───── Dataset excerpts ─────
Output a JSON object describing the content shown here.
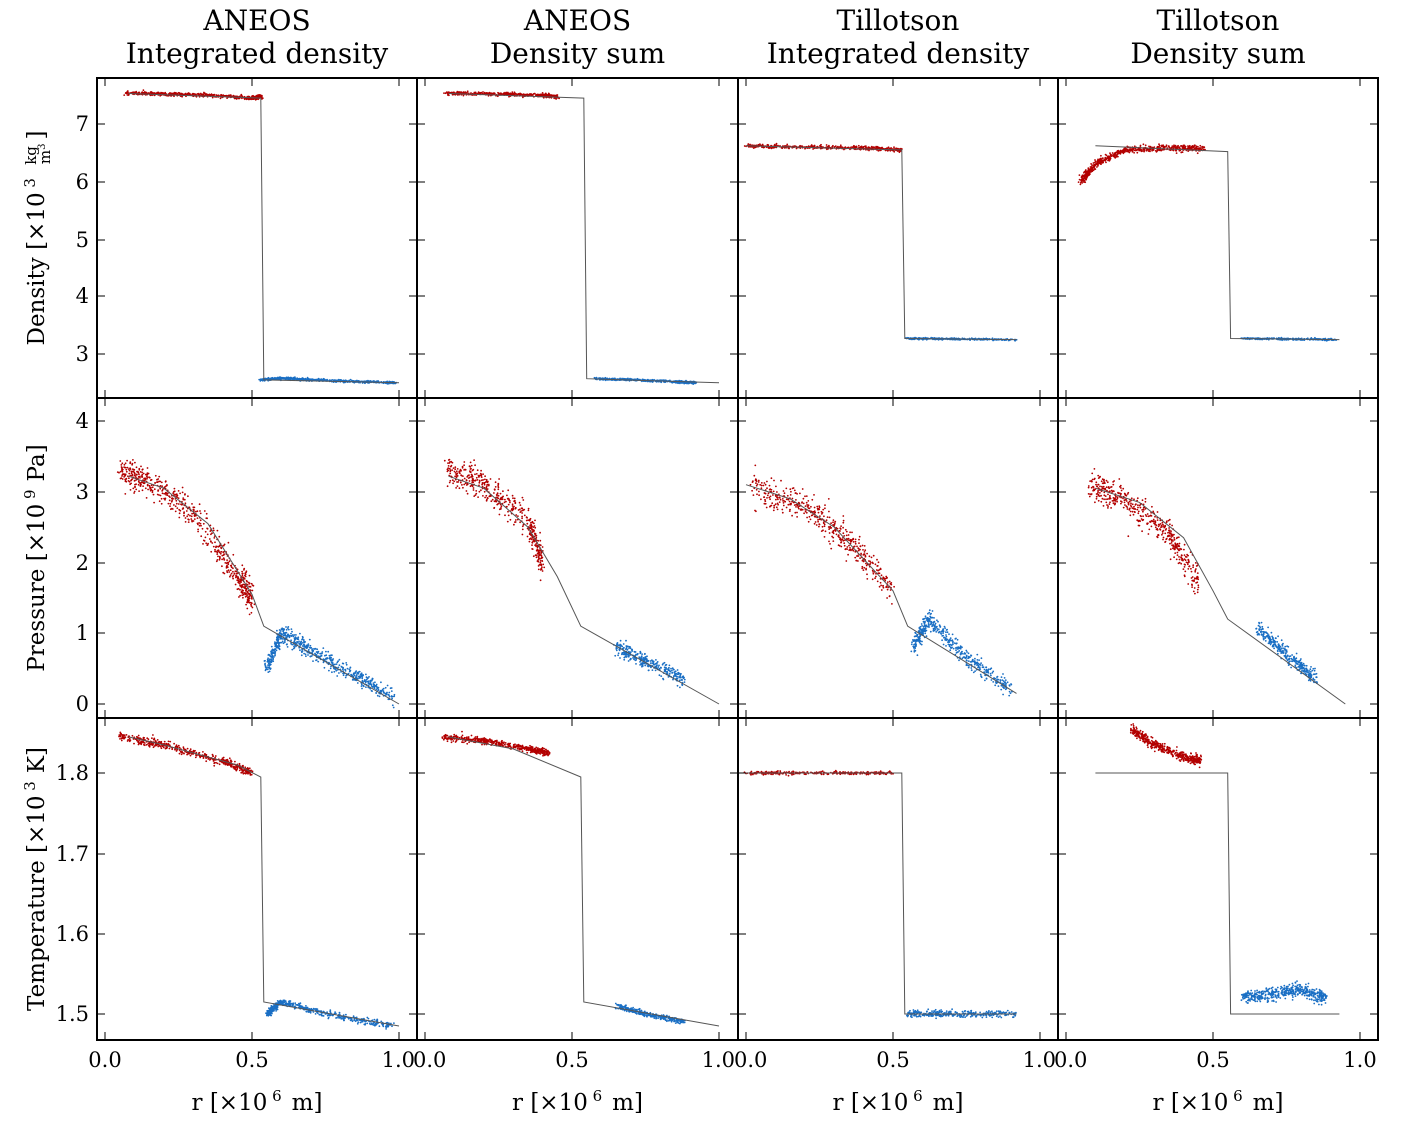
{
  "chart_data": {
    "type": "scatter",
    "columns": [
      {
        "title": [
          "ANEOS",
          "Integrated density"
        ]
      },
      {
        "title": [
          "ANEOS",
          "Density sum"
        ]
      },
      {
        "title": [
          "Tillotson",
          "Integrated density"
        ]
      },
      {
        "title": [
          "Tillotson",
          "Density sum"
        ]
      }
    ],
    "rows": [
      {
        "ylabel": "Density [×10 3  kg/m3]",
        "ylabel_main": "Density [×10",
        "ylabel_exp": "3",
        "ylabel_unit_num": "kg",
        "ylabel_unit_den": "m",
        "ylabel_unit_den_exp": "3",
        "yticks": [
          "3",
          "4",
          "5",
          "6",
          "7"
        ],
        "ylim": [
          2.3,
          7.75
        ]
      },
      {
        "ylabel": "Pressure [×10 9  Pa]",
        "ylabel_main": "Pressure [×10",
        "ylabel_exp": "9",
        "ylabel_unit": "Pa]",
        "yticks": [
          "0",
          "1",
          "2",
          "3",
          "4"
        ],
        "ylim": [
          -0.1,
          4.2
        ]
      },
      {
        "ylabel": "Temperature [×10 3  K]",
        "ylabel_main": "Temperature [×10",
        "ylabel_exp": "3",
        "ylabel_unit": "K]",
        "yticks": [
          "1.5",
          "1.6",
          "1.7",
          "1.8"
        ],
        "ylim": [
          1.47,
          1.86
        ]
      }
    ],
    "xlabel": "r [×10 6  m]",
    "xlabel_main": "r [×10",
    "xlabel_exp": "6",
    "xlabel_unit": "m]",
    "xticks": [
      "0.0",
      "0.5",
      "1.0"
    ],
    "xlim": [
      -0.02,
      1.03
    ],
    "colors": {
      "inner": "#b30000",
      "outer": "#1a6fc4",
      "reference": "#555555"
    },
    "series_desc": [
      "inner particles (red)",
      "outer particles (blue)",
      "reference profile (gray line)"
    ],
    "panels": [
      [
        {
          "ref": [
            [
              0.08,
              7.53
            ],
            [
              0.53,
              7.45
            ],
            [
              0.54,
              2.55
            ],
            [
              1.0,
              2.5
            ]
          ],
          "red": [
            [
              0.07,
              7.54
            ],
            [
              0.2,
              7.52
            ],
            [
              0.35,
              7.5
            ],
            [
              0.5,
              7.45
            ],
            [
              0.53,
              7.48
            ]
          ],
          "red_spread": 0.03,
          "blue": [
            [
              0.53,
              2.55
            ],
            [
              0.6,
              2.58
            ],
            [
              0.7,
              2.55
            ],
            [
              0.85,
              2.52
            ],
            [
              0.99,
              2.5
            ]
          ],
          "blue_spread": 0.02
        },
        {
          "ref": [
            [
              0.08,
              7.53
            ],
            [
              0.54,
              7.45
            ],
            [
              0.55,
              2.57
            ],
            [
              1.0,
              2.5
            ]
          ],
          "red": [
            [
              0.07,
              7.54
            ],
            [
              0.25,
              7.52
            ],
            [
              0.4,
              7.5
            ],
            [
              0.45,
              7.47
            ]
          ],
          "red_spread": 0.03,
          "blue": [
            [
              0.58,
              2.57
            ],
            [
              0.7,
              2.55
            ],
            [
              0.85,
              2.52
            ],
            [
              0.92,
              2.5
            ]
          ],
          "blue_spread": 0.02
        },
        {
          "ref": [
            [
              0.0,
              6.62
            ],
            [
              0.53,
              6.55
            ],
            [
              0.54,
              3.27
            ],
            [
              0.92,
              3.25
            ]
          ],
          "red": [
            [
              0.0,
              6.62
            ],
            [
              0.2,
              6.6
            ],
            [
              0.4,
              6.58
            ],
            [
              0.53,
              6.55
            ]
          ],
          "red_spread": 0.03,
          "blue": [
            [
              0.54,
              3.27
            ],
            [
              0.7,
              3.26
            ],
            [
              0.92,
              3.25
            ]
          ],
          "blue_spread": 0.015
        },
        {
          "ref": [
            [
              0.1,
              6.62
            ],
            [
              0.55,
              6.52
            ],
            [
              0.56,
              3.27
            ],
            [
              0.93,
              3.25
            ]
          ],
          "red": [
            [
              0.05,
              6.0
            ],
            [
              0.1,
              6.3
            ],
            [
              0.2,
              6.55
            ],
            [
              0.35,
              6.58
            ],
            [
              0.47,
              6.57
            ]
          ],
          "red_spread": 0.06,
          "blue": [
            [
              0.6,
              3.27
            ],
            [
              0.75,
              3.26
            ],
            [
              0.92,
              3.25
            ]
          ],
          "blue_spread": 0.015
        }
      ],
      [
        {
          "ref": [
            [
              0.08,
              3.22
            ],
            [
              0.2,
              3.05
            ],
            [
              0.35,
              2.55
            ],
            [
              0.5,
              1.55
            ],
            [
              0.54,
              1.1
            ],
            [
              1.0,
              0.0
            ]
          ],
          "red": [
            [
              0.05,
              3.3
            ],
            [
              0.15,
              3.15
            ],
            [
              0.3,
              2.7
            ],
            [
              0.45,
              1.8
            ],
            [
              0.5,
              1.5
            ]
          ],
          "red_spread": 0.2,
          "blue": [
            [
              0.55,
              0.5
            ],
            [
              0.6,
              1.0
            ],
            [
              0.7,
              0.75
            ],
            [
              0.85,
              0.4
            ],
            [
              0.98,
              0.1
            ]
          ],
          "blue_spread": 0.12
        },
        {
          "ref": [
            [
              0.08,
              3.22
            ],
            [
              0.2,
              3.05
            ],
            [
              0.35,
              2.5
            ],
            [
              0.45,
              1.8
            ],
            [
              0.53,
              1.1
            ],
            [
              1.0,
              0.0
            ]
          ],
          "red": [
            [
              0.07,
              3.3
            ],
            [
              0.2,
              3.1
            ],
            [
              0.35,
              2.6
            ],
            [
              0.4,
              2.0
            ]
          ],
          "red_spread": 0.2,
          "blue": [
            [
              0.65,
              0.8
            ],
            [
              0.75,
              0.6
            ],
            [
              0.88,
              0.35
            ]
          ],
          "blue_spread": 0.1
        },
        {
          "ref": [
            [
              0.0,
              3.1
            ],
            [
              0.15,
              2.9
            ],
            [
              0.3,
              2.5
            ],
            [
              0.5,
              1.6
            ],
            [
              0.55,
              1.1
            ],
            [
              0.92,
              0.15
            ]
          ],
          "red": [
            [
              0.02,
              3.05
            ],
            [
              0.2,
              2.8
            ],
            [
              0.35,
              2.3
            ],
            [
              0.5,
              1.6
            ]
          ],
          "red_spread": 0.2,
          "blue": [
            [
              0.57,
              0.8
            ],
            [
              0.62,
              1.2
            ],
            [
              0.75,
              0.65
            ],
            [
              0.9,
              0.2
            ]
          ],
          "blue_spread": 0.12
        },
        {
          "ref": [
            [
              0.1,
              3.05
            ],
            [
              0.25,
              2.85
            ],
            [
              0.4,
              2.35
            ],
            [
              0.5,
              1.6
            ],
            [
              0.55,
              1.2
            ],
            [
              0.95,
              0.0
            ]
          ],
          "red": [
            [
              0.08,
              3.1
            ],
            [
              0.2,
              2.9
            ],
            [
              0.35,
              2.4
            ],
            [
              0.45,
              1.7
            ]
          ],
          "red_spread": 0.2,
          "blue": [
            [
              0.65,
              1.1
            ],
            [
              0.75,
              0.7
            ],
            [
              0.85,
              0.35
            ]
          ],
          "blue_spread": 0.1
        }
      ],
      [
        {
          "ref": [
            [
              0.08,
              1.845
            ],
            [
              0.2,
              1.835
            ],
            [
              0.45,
              1.81
            ],
            [
              0.53,
              1.795
            ],
            [
              0.54,
              1.515
            ],
            [
              1.0,
              1.485
            ]
          ],
          "red": [
            [
              0.05,
              1.845
            ],
            [
              0.2,
              1.835
            ],
            [
              0.4,
              1.815
            ],
            [
              0.5,
              1.8
            ]
          ],
          "red_spread": 0.005,
          "blue": [
            [
              0.55,
              1.5
            ],
            [
              0.6,
              1.515
            ],
            [
              0.75,
              1.5
            ],
            [
              0.98,
              1.485
            ]
          ],
          "blue_spread": 0.004
        },
        {
          "ref": [
            [
              0.08,
              1.845
            ],
            [
              0.3,
              1.83
            ],
            [
              0.53,
              1.795
            ],
            [
              0.54,
              1.515
            ],
            [
              1.0,
              1.485
            ]
          ],
          "red": [
            [
              0.06,
              1.845
            ],
            [
              0.2,
              1.84
            ],
            [
              0.35,
              1.83
            ],
            [
              0.42,
              1.825
            ]
          ],
          "red_spread": 0.004,
          "blue": [
            [
              0.65,
              1.51
            ],
            [
              0.75,
              1.5
            ],
            [
              0.88,
              1.49
            ]
          ],
          "blue_spread": 0.003
        },
        {
          "ref": [
            [
              0.0,
              1.8
            ],
            [
              0.53,
              1.8
            ],
            [
              0.54,
              1.5
            ],
            [
              0.92,
              1.5
            ]
          ],
          "red": [
            [
              0.0,
              1.8
            ],
            [
              0.25,
              1.8
            ],
            [
              0.5,
              1.8
            ]
          ],
          "red_spread": 0.002,
          "blue": [
            [
              0.55,
              1.5
            ],
            [
              0.7,
              1.5
            ],
            [
              0.92,
              1.5
            ]
          ],
          "blue_spread": 0.004
        },
        {
          "ref": [
            [
              0.1,
              1.8
            ],
            [
              0.55,
              1.8
            ],
            [
              0.56,
              1.5
            ],
            [
              0.93,
              1.5
            ]
          ],
          "red": [
            [
              0.22,
              1.855
            ],
            [
              0.3,
              1.835
            ],
            [
              0.4,
              1.82
            ],
            [
              0.46,
              1.815
            ]
          ],
          "red_spread": 0.006,
          "blue": [
            [
              0.6,
              1.52
            ],
            [
              0.7,
              1.525
            ],
            [
              0.8,
              1.53
            ],
            [
              0.88,
              1.52
            ]
          ],
          "blue_spread": 0.008
        }
      ]
    ]
  }
}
─────
### Brief
From the entries above, select each line containing the string "Temperature".

### Final result
        "ylabel": "Temperature [×10 3  K]",
        "ylabel_main": "Temperature [×10",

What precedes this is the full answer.